▸ **Your instructions**:
In the records below, find each line containing the word "Attack" and copy it.

(begin)

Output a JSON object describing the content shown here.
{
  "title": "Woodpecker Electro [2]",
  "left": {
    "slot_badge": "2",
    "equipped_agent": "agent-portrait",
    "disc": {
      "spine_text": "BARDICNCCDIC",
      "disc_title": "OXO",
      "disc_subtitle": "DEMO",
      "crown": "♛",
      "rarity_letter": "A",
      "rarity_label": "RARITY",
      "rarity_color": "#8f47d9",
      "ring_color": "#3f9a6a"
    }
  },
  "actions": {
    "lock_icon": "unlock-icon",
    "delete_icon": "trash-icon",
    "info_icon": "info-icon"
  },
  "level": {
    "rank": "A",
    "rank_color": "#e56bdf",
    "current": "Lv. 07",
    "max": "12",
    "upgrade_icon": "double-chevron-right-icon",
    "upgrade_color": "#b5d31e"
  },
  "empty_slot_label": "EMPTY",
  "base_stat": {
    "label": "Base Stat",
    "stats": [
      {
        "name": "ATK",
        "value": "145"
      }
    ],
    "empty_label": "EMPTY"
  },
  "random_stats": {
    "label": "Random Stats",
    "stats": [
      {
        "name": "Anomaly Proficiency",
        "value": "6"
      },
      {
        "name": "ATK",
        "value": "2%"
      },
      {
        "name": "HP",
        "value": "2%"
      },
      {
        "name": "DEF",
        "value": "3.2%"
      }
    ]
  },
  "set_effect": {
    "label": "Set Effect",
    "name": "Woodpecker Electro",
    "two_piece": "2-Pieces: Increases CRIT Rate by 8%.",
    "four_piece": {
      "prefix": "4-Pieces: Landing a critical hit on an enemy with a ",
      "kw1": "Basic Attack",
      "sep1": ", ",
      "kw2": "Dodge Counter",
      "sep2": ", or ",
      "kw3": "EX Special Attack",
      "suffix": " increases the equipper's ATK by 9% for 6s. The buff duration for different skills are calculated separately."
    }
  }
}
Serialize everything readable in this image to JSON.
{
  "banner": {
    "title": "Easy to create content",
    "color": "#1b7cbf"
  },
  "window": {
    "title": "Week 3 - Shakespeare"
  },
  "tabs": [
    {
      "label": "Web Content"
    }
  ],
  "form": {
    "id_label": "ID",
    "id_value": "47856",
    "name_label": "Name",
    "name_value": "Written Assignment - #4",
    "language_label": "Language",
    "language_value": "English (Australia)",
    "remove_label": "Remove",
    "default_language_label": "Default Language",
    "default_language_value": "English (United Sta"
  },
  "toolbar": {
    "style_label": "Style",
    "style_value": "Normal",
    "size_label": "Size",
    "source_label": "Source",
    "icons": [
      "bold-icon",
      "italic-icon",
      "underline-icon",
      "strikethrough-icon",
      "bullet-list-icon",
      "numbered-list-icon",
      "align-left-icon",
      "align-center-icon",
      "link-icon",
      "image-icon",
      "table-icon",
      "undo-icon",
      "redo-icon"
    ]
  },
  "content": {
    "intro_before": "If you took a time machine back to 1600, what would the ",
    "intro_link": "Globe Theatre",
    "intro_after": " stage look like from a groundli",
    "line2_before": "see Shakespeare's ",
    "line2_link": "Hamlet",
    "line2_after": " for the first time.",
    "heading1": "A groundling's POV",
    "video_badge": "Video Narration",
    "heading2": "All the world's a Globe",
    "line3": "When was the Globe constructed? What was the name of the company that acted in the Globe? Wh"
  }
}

(end)

▸ **Solution to this exercise**:
      "kw1": "Basic Attack",
      "kw3": "EX Special Attack",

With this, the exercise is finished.